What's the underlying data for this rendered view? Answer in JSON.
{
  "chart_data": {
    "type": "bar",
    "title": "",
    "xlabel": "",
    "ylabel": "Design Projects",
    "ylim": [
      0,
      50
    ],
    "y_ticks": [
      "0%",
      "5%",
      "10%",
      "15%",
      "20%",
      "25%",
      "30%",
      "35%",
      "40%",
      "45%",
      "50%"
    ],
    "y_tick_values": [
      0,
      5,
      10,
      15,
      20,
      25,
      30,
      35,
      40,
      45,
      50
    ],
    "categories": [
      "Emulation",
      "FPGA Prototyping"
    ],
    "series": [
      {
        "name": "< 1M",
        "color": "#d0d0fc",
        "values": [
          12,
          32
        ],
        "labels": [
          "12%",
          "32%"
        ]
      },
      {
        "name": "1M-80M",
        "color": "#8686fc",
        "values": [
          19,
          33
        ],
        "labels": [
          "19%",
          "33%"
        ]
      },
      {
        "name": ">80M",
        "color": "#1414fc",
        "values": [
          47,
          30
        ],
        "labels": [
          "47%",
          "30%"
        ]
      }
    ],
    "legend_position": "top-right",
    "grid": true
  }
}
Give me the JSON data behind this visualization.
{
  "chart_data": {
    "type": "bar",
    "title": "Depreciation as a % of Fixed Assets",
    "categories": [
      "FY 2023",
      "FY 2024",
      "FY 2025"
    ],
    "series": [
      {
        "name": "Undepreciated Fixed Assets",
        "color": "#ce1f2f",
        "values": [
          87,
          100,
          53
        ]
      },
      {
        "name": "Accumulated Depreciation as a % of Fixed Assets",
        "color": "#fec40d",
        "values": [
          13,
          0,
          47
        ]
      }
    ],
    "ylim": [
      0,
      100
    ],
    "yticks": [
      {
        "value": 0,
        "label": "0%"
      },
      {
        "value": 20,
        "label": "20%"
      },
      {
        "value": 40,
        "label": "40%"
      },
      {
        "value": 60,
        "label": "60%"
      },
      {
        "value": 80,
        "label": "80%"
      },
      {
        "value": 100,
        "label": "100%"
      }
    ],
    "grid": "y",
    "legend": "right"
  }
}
☆ ☆ ☆ ☆ ☆ ☆ ☆
=== GIVEN REQUEST ===
Go through the records above and retype each one exactly.

=== ANSWER TO THIS PROBLEM ===
What's the underlying data for this rendered view? Answer in JSON.
{
  "chart_data": {
    "type": "bar",
    "title": "",
    "xlabel": "",
    "ylabel": "Design Projects",
    "ylim": [
      0,
      50
    ],
    "y_ticks": [
      "0%",
      "5%",
      "10%",
      "15%",
      "20%",
      "25%",
      "30%",
      "35%",
      "40%",
      "45%",
      "50%"
    ],
    "y_tick_values": [
      0,
      5,
      10,
      15,
      20,
      25,
      30,
      35,
      40,
      45,
      50
    ],
    "categories": [
      "Emulation",
      "FPGA Prototyping"
    ],
    "series": [
      {
        "name": "< 1M",
        "color": "#d0d0fc",
        "values": [
          12,
          32
        ],
        "labels": [
          "12%",
          "32%"
        ]
      },
      {
        "name": "1M-80M",
        "color": "#8686fc",
        "values": [
          19,
          33
        ],
        "labels": [
          "19%",
          "33%"
        ]
      },
      {
        "name": ">80M",
        "color": "#1414fc",
        "values": [
          47,
          30
        ],
        "labels": [
          "47%",
          "30%"
        ]
      }
    ],
    "legend_position": "top-right",
    "grid": true
  }
}
Give me the JSON data behind this visualization.
{
  "chart_data": {
    "type": "bar",
    "title": "Depreciation as a % of Fixed Assets",
    "categories": [
      "FY 2023",
      "FY 2024",
      "FY 2025"
    ],
    "series": [
      {
        "name": "Undepreciated Fixed Assets",
        "color": "#ce1f2f",
        "values": [
          87,
          100,
          53
        ]
      },
      {
        "name": "Accumulated Depreciation as a % of Fixed Assets",
        "color": "#fec40d",
        "values": [
          13,
          0,
          47
        ]
      }
    ],
    "ylim": [
      0,
      100
    ],
    "yticks": [
      {
        "value": 0,
        "label": "0%"
      },
      {
        "value": 20,
        "label": "20%"
      },
      {
        "value": 40,
        "label": "40%"
      },
      {
        "value": 60,
        "label": "60%"
      },
      {
        "value": 80,
        "label": "80%"
      },
      {
        "value": 100,
        "label": "100%"
      }
    ],
    "grid": "y",
    "legend": "right"
  }
}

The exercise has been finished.